START DATA SHOWN
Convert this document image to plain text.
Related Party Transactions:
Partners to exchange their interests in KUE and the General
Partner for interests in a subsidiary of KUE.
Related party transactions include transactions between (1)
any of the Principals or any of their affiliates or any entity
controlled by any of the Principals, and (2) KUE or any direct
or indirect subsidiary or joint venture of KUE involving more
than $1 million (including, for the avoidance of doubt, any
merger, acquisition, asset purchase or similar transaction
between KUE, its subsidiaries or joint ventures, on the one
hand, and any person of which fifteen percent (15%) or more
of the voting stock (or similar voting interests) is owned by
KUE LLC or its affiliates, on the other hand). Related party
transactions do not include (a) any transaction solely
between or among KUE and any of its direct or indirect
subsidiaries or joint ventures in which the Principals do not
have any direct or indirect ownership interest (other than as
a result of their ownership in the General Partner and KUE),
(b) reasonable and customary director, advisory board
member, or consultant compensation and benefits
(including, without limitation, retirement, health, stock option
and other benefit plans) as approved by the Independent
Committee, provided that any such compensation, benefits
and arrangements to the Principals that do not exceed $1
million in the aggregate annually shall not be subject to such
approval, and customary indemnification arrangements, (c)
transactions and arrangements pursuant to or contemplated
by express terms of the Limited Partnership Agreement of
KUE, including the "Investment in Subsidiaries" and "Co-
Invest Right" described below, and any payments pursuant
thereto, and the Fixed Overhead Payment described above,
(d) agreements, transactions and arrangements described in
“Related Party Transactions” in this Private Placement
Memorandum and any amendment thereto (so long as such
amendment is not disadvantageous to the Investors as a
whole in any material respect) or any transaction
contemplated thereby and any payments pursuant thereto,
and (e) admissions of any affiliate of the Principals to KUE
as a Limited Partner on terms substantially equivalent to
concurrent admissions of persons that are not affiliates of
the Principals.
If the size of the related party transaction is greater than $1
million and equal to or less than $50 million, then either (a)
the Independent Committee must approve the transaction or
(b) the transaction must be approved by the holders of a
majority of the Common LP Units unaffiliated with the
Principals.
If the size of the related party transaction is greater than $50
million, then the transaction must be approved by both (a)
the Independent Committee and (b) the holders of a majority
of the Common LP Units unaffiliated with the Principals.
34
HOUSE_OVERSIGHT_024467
END DATA SHOWN
> STATED PROBLEM
Reproduce the listing above word for word.

> TASK OUTPUT
Convert this document image to plain text.
Related Party Transactions:
Partners to exchange their interests in KUE and the General
Partner for interests in a subsidiary of KUE.
Related party transactions include transactions between (1)
any of the Principals or any of their affiliates or any entity
controlled by any of the Principals, and (2) KUE or any direct
or indirect subsidiary or joint venture of KUE involving more
than $1 million (including, for the avoidance of doubt, any
merger, acquisition, asset purchase or similar transaction
between KUE, its subsidiaries or joint ventures, on the one
hand, and any person of which fifteen percent (15%) or more
of the voting stock (or similar voting interests) is owned by
KUE LLC or its affiliates, on the other hand). Related party
transactions do not include (a) any transaction solely
between or among KUE and any of its direct or indirect
subsidiaries or joint ventures in which the Principals do not
have any direct or indirect ownership interest (other than as
a result of their ownership in the General Partner and KUE),
(b) reasonable and customary director, advisory board
member, or consultant compensation and benefits
(including, without limitation, retirement, health, stock option
and other benefit plans) as approved by the Independent
Committee, provided that any such compensation, benefits
and arrangements to the Principals that do not exceed $1
million in the aggregate annually shall not be subject to such
approval, and customary indemnification arrangements, (c)
transactions and arrangements pursuant to or contemplated
by express terms of the Limited Partnership Agreement of
KUE, including the "Investment in Subsidiaries" and "Co-
Invest Right" described below, and any payments pursuant
thereto, and the Fixed Overhead Payment described above,
(d) agreements, transactions and arrangements described in
“Related Party Transactions” in this Private Placement
Memorandum and any amendment thereto (so long as such
amendment is not disadvantageous to the Investors as a
whole in any material respect) or any transaction
contemplated thereby and any payments pursuant thereto,
and (e) admissions of any affiliate of the Principals to KUE
as a Limited Partner on terms substantially equivalent to
concurrent admissions of persons that are not affiliates of
the Principals.
If the size of the related party transaction is greater than $1
million and equal to or less than $50 million, then either (a)
the Independent Committee must approve the transaction or
(b) the transaction must be approved by the holders of a
majority of the Common LP Units unaffiliated with the
Principals.
If the size of the related party transaction is greater than $50
million, then the transaction must be approved by both (a)
the Independent Committee and (b) the holders of a majority
of the Common LP Units unaffiliated with the Principals.
34
HOUSE_OVERSIGHT_024467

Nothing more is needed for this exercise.